::: Data entries :::
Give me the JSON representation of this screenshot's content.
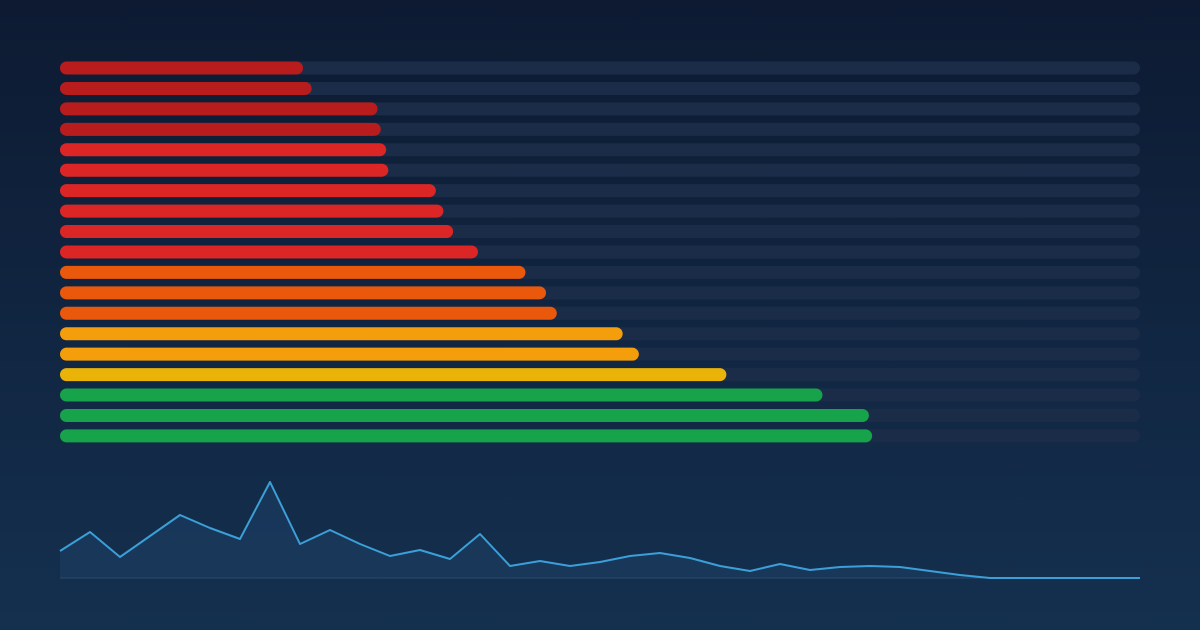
{
  "chart_data": [
    {
      "type": "bar",
      "orientation": "horizontal",
      "categories": [
        null,
        null,
        null,
        null,
        null,
        null,
        null,
        null,
        null,
        null,
        null,
        null,
        null,
        null,
        null,
        null,
        null,
        null,
        null
      ],
      "values": [
        22.5,
        23.3,
        29.4,
        29.7,
        30.2,
        30.4,
        34.8,
        35.5,
        36.4,
        38.7,
        43.1,
        45.0,
        46.0,
        52.1,
        53.6,
        61.7,
        70.6,
        74.9,
        75.2
      ],
      "colors": [
        "#b91c1c",
        "#b91c1c",
        "#b91c1c",
        "#b91c1c",
        "#dc2626",
        "#dc2626",
        "#dc2626",
        "#dc2626",
        "#dc2626",
        "#dc2626",
        "#ea580c",
        "#ea580c",
        "#ea580c",
        "#f59e0b",
        "#f59e0b",
        "#eab308",
        "#16a34a",
        "#16a34a",
        "#16a34a"
      ],
      "track_color": "#1b2c48",
      "xlim": [
        0,
        100
      ]
    },
    {
      "type": "area",
      "categories": [
        null,
        null,
        null,
        null,
        null,
        null,
        null,
        null,
        null,
        null,
        null,
        null,
        null,
        null,
        null,
        null,
        null,
        null,
        null,
        null,
        null,
        null,
        null,
        null,
        null,
        null,
        null,
        null,
        null,
        null,
        null,
        null,
        null,
        null,
        null,
        null,
        null
      ],
      "values": [
        27,
        46,
        21,
        42,
        63,
        50,
        39,
        96,
        34,
        48,
        34,
        22,
        28,
        19,
        44,
        12,
        17,
        12,
        16,
        22,
        25,
        20,
        12,
        7,
        14,
        8,
        11,
        12,
        11,
        7,
        3,
        0,
        0,
        0,
        0,
        0,
        0
      ],
      "color": "#3b9fd8",
      "fill_color": "#1a3a5c",
      "ylim": [
        0,
        100
      ]
    }
  ]
}
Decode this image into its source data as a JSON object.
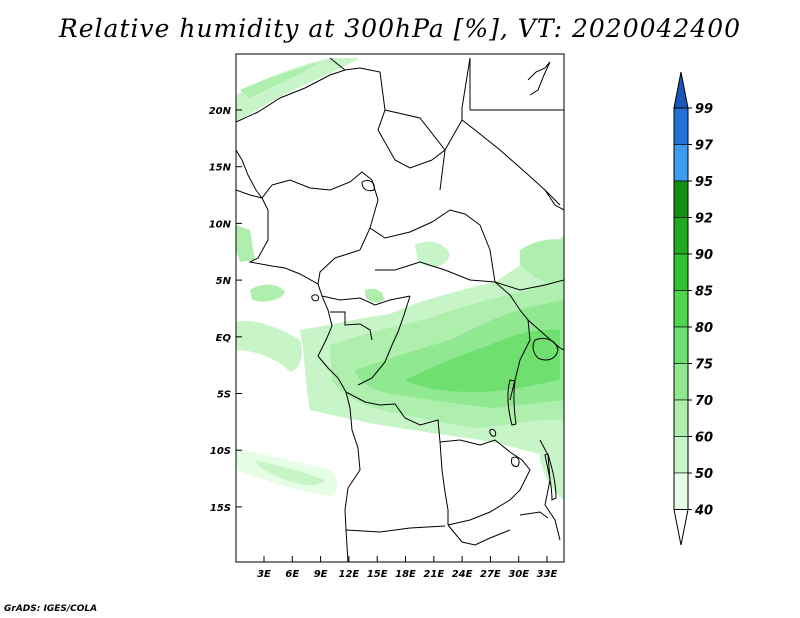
{
  "title": "Relative humidity at 300hPa [%], VT: 2020042400",
  "credit": "GrADS: IGES/COLA",
  "map": {
    "lat_labels": [
      "20N",
      "15N",
      "10N",
      "5N",
      "EQ",
      "5S",
      "10S",
      "15S"
    ],
    "lon_labels": [
      "3E",
      "6E",
      "9E",
      "12E",
      "15E",
      "18E",
      "21E",
      "24E",
      "27E",
      "30E",
      "33E"
    ]
  },
  "colorbar": {
    "levels": [
      "40",
      "50",
      "60",
      "70",
      "75",
      "80",
      "85",
      "90",
      "92",
      "95",
      "97",
      "99"
    ],
    "colors": [
      "#ffffff",
      "#e6fde6",
      "#c8f5c8",
      "#aeefae",
      "#90e890",
      "#6fe06f",
      "#4fd44f",
      "#33c233",
      "#1faa1f",
      "#129012",
      "#3d9bf0",
      "#2370d8",
      "#1a55b8"
    ]
  }
}
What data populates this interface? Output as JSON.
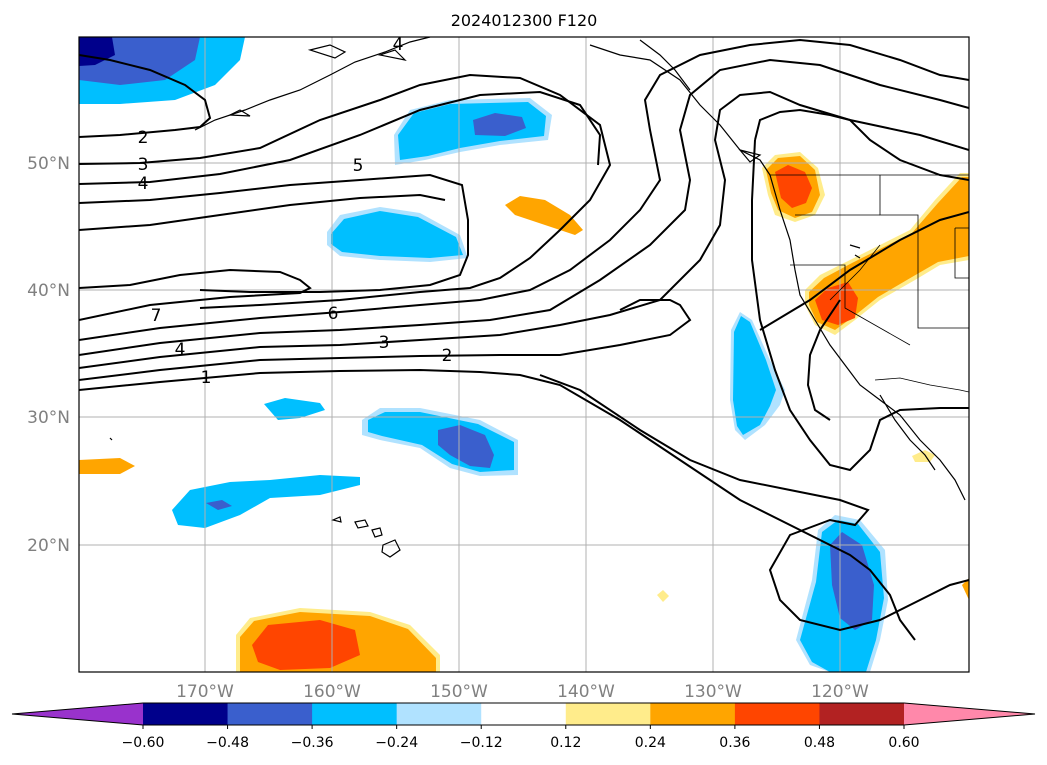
{
  "title": "2024012300 F120",
  "axes": {
    "lon_labels": [
      "170°W",
      "160°W",
      "150°W",
      "140°W",
      "130°W",
      "120°W"
    ],
    "lat_labels": [
      "50°N",
      "40°N",
      "30°N",
      "20°N"
    ],
    "lon_range": [
      -180,
      -110
    ],
    "lat_range": [
      10,
      60
    ],
    "grid": true
  },
  "contour_labels": [
    "4",
    "2",
    "3",
    "4",
    "5",
    "7",
    "6",
    "4",
    "3",
    "2",
    "1"
  ],
  "colorbar": {
    "ticks": [
      "−0.60",
      "−0.48",
      "−0.36",
      "−0.24",
      "−0.12",
      "0.12",
      "0.24",
      "0.36",
      "0.48",
      "0.60"
    ],
    "colors": [
      "#9932cc",
      "#00008b",
      "#3a5fcd",
      "#00bfff",
      "#b0e2ff",
      "#ffffff",
      "#ffec8b",
      "#ffa500",
      "#ff4500",
      "#b22222",
      "#ff88aa"
    ],
    "extend": "both"
  }
}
:::
■ Task to complete ■
Which lines hold the string "JSON"? List them all.

■ Exercise response ■
Give me the JSON representation of this screenshot's content.
Decode this image into its source data as a JSON object.
What data populates this interface? Output as JSON.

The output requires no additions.